__The problem__:
All lines holding the string "grid" are to be shown.

__Records contained in a dataset__:
┌────────

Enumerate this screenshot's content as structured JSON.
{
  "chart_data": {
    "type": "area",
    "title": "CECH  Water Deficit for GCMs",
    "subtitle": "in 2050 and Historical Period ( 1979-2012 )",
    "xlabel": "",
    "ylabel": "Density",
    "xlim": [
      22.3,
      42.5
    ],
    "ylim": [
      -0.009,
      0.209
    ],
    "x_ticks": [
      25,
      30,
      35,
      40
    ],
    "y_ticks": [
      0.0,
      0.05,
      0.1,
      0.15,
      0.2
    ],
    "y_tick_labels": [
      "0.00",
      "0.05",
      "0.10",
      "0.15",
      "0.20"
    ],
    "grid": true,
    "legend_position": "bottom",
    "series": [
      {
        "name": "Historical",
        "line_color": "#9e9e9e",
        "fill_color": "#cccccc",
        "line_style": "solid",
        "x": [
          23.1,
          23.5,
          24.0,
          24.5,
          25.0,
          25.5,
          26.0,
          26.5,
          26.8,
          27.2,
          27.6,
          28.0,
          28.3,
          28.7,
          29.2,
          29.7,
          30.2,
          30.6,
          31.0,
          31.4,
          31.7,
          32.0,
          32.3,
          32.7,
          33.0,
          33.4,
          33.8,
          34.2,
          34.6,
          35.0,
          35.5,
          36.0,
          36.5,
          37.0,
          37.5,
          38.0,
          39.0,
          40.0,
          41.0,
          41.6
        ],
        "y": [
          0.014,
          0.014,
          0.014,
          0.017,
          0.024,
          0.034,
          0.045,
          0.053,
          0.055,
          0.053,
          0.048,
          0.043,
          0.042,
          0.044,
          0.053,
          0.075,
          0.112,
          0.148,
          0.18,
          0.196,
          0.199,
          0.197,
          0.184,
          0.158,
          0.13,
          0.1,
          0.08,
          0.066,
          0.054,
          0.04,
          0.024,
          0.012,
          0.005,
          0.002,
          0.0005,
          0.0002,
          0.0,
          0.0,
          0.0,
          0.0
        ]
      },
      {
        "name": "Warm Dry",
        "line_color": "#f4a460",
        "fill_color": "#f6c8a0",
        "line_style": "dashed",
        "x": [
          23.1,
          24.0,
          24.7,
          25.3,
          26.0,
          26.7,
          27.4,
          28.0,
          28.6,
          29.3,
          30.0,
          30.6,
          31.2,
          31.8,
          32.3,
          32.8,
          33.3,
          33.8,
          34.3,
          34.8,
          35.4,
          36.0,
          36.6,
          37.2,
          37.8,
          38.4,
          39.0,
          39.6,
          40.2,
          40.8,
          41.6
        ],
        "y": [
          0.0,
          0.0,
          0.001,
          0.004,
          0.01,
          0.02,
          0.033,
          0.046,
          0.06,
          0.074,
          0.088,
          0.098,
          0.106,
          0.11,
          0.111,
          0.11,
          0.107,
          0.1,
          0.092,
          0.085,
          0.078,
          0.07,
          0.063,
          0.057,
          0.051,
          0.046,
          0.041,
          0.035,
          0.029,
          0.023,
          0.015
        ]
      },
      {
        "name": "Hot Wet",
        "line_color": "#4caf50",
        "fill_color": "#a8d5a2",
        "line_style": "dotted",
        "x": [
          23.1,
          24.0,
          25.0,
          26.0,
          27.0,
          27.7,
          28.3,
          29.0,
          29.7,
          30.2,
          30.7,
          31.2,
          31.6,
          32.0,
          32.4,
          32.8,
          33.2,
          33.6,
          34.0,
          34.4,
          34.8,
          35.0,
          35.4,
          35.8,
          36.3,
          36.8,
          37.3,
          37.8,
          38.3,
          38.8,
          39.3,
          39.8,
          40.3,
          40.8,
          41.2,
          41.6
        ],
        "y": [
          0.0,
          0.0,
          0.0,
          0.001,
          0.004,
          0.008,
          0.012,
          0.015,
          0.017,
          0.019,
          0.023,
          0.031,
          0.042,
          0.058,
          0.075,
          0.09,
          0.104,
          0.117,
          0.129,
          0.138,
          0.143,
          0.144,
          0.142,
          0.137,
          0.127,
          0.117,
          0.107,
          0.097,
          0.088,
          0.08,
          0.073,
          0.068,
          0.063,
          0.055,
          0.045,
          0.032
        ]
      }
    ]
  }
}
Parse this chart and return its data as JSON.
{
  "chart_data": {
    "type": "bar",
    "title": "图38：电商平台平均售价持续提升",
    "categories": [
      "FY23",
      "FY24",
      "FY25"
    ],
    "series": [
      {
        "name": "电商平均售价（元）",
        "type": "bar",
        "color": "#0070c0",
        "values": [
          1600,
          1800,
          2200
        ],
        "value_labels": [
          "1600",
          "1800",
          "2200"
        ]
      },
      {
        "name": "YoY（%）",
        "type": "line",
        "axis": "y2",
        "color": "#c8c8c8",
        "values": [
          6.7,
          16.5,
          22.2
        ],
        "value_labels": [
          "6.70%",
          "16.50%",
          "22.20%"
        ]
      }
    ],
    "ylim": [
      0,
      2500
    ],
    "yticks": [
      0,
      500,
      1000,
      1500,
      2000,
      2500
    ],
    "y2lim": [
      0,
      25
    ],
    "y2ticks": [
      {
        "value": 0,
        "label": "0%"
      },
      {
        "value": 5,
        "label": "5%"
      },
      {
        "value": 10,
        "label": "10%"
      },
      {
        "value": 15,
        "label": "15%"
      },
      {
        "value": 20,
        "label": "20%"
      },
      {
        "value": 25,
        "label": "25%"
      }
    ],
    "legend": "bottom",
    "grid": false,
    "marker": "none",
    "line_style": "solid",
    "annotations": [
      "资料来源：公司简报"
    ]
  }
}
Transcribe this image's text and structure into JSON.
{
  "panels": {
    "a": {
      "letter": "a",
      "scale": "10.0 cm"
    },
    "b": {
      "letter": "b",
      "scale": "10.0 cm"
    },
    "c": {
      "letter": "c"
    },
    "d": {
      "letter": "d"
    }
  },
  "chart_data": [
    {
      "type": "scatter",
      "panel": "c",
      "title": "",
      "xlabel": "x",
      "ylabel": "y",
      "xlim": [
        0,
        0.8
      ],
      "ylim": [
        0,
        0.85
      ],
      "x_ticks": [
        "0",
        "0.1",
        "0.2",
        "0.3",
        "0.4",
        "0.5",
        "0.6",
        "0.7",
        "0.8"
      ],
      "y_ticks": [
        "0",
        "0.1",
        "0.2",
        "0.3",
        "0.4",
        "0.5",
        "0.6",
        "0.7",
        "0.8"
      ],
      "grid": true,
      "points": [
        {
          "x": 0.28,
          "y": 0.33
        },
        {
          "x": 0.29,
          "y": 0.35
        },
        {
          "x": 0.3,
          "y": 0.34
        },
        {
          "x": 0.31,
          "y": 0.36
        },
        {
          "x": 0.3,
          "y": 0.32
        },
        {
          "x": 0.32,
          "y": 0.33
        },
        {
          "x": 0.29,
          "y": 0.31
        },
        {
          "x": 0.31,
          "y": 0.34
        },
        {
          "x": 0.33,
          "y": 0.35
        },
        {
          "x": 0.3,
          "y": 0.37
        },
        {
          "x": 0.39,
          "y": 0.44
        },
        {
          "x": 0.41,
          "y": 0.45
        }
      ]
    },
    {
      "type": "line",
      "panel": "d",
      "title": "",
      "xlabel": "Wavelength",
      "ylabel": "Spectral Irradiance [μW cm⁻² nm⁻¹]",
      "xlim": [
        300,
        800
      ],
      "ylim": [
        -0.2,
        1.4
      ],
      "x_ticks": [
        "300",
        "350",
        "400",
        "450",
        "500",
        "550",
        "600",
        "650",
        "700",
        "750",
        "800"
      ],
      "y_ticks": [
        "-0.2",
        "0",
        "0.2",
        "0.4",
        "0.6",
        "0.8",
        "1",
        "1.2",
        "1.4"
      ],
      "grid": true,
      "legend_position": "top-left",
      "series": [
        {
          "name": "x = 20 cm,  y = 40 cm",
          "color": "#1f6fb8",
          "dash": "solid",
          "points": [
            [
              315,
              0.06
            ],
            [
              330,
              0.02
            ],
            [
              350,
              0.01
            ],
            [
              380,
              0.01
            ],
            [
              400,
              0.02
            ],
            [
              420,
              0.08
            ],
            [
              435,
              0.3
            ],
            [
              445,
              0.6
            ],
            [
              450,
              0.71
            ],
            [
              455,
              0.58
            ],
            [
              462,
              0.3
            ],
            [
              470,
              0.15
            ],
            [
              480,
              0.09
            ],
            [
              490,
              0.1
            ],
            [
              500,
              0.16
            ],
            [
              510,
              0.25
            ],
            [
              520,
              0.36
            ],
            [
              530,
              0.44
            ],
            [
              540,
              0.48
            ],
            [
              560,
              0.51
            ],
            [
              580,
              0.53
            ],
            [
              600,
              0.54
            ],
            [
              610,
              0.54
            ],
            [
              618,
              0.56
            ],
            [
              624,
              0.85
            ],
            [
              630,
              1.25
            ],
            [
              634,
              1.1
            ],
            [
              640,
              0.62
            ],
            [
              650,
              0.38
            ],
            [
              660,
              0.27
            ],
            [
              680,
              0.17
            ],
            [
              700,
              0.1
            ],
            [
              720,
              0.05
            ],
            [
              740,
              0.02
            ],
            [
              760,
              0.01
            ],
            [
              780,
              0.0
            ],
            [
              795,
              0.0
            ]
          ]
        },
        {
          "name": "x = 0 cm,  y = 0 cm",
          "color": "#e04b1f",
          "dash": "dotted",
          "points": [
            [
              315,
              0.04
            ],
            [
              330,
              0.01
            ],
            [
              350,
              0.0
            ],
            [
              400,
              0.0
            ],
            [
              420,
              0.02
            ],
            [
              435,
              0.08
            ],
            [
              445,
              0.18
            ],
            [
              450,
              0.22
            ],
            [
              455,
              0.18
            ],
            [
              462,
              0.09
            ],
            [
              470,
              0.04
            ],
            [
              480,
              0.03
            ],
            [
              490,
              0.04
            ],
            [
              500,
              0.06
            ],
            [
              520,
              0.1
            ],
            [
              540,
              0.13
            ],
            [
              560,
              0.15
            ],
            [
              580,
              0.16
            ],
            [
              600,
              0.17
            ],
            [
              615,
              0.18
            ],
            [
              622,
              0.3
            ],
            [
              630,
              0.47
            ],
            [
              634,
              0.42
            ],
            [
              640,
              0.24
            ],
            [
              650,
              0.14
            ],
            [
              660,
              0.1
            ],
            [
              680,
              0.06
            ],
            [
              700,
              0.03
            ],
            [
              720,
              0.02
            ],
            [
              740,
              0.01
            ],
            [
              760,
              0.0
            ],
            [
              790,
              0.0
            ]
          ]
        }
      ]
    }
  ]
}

└────────

__Result of the task__:
    "grid": true,
    "grid": false,
      "grid": true,
      "grid": true,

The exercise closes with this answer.